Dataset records
────

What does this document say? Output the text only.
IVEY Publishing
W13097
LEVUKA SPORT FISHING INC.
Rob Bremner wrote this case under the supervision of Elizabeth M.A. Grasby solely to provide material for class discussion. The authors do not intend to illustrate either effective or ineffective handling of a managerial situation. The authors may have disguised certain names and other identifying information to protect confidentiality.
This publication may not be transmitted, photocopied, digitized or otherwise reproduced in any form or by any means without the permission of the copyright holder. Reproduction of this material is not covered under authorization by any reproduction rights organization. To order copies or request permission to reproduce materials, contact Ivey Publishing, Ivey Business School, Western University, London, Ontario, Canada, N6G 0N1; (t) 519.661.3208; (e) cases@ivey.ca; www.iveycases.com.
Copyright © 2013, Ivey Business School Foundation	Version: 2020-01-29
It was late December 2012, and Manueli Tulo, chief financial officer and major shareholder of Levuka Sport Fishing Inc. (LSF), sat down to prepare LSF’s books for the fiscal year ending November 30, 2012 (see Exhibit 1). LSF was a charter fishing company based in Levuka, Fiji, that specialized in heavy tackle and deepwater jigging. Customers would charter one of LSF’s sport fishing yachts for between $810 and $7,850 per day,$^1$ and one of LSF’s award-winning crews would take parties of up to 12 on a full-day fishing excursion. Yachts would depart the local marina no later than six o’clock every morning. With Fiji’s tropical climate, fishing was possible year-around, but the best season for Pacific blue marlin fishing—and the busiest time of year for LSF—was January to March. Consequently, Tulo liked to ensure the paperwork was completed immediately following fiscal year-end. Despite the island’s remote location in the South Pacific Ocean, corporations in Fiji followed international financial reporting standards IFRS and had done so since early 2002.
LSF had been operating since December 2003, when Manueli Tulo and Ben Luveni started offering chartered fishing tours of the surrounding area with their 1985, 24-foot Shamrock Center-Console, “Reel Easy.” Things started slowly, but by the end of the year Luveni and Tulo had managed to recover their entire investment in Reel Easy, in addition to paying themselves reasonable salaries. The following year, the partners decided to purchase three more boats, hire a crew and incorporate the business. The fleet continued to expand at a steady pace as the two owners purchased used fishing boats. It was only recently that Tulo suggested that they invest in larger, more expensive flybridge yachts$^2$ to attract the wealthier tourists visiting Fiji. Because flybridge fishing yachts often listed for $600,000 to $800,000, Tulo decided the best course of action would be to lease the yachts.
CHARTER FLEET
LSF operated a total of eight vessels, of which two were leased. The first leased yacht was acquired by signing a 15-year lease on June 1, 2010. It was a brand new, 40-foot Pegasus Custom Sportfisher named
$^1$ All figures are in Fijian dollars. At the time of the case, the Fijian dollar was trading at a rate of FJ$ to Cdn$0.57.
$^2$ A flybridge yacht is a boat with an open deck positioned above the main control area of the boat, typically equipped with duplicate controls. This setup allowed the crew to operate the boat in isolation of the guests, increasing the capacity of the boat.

────

= Given request =
The records above are to be copied in full, exactly as written.

= The answer =
What does this document say? Output the text only.
IVEY Publishing
W13097
LEVUKA SPORT FISHING INC.
Rob Bremner wrote this case under the supervision of Elizabeth M.A. Grasby solely to provide material for class discussion. The authors do not intend to illustrate either effective or ineffective handling of a managerial situation. The authors may have disguised certain names and other identifying information to protect confidentiality.
This publication may not be transmitted, photocopied, digitized or otherwise reproduced in any form or by any means without the permission of the copyright holder. Reproduction of this material is not covered under authorization by any reproduction rights organization. To order copies or request permission to reproduce materials, contact Ivey Publishing, Ivey Business School, Western University, London, Ontario, Canada, N6G 0N1; (t) 519.661.3208; (e) cases@ivey.ca; www.iveycases.com.
Copyright © 2013, Ivey Business School Foundation	Version: 2020-01-29
It was late December 2012, and Manueli Tulo, chief financial officer and major shareholder of Levuka Sport Fishing Inc. (LSF), sat down to prepare LSF’s books for the fiscal year ending November 30, 2012 (see Exhibit 1). LSF was a charter fishing company based in Levuka, Fiji, that specialized in heavy tackle and deepwater jigging. Customers would charter one of LSF’s sport fishing yachts for between $810 and $7,850 per day,$^1$ and one of LSF’s award-winning crews would take parties of up to 12 on a full-day fishing excursion. Yachts would depart the local marina no later than six o’clock every morning. With Fiji’s tropical climate, fishing was possible year-around, but the best season for Pacific blue marlin fishing—and the busiest time of year for LSF—was January to March. Consequently, Tulo liked to ensure the paperwork was completed immediately following fiscal year-end. Despite the island’s remote location in the South Pacific Ocean, corporations in Fiji followed international financial reporting standards IFRS and had done so since early 2002.
LSF had been operating since December 2003, when Manueli Tulo and Ben Luveni started offering chartered fishing tours of the surrounding area with their 1985, 24-foot Shamrock Center-Console, “Reel Easy.” Things started slowly, but by the end of the year Luveni and Tulo had managed to recover their entire investment in Reel Easy, in addition to paying themselves reasonable salaries. The following year, the partners decided to purchase three more boats, hire a crew and incorporate the business. The fleet continued to expand at a steady pace as the two owners purchased used fishing boats. It was only recently that Tulo suggested that they invest in larger, more expensive flybridge yachts$^2$ to attract the wealthier tourists visiting Fiji. Because flybridge fishing yachts often listed for $600,000 to $800,000, Tulo decided the best course of action would be to lease the yachts.
CHARTER FLEET
LSF operated a total of eight vessels, of which two were leased. The first leased yacht was acquired by signing a 15-year lease on June 1, 2010. It was a brand new, 40-foot Pegasus Custom Sportfisher named
$^1$ All figures are in Fijian dollars. At the time of the case, the Fijian dollar was trading at a rate of FJ$ to Cdn$0.57.
$^2$ A flybridge yacht is a boat with an open deck positioned above the main control area of the boat, typically equipped with duplicate controls. This setup allowed the crew to operate the boat in isolation of the guests, increasing the capacity of the boat.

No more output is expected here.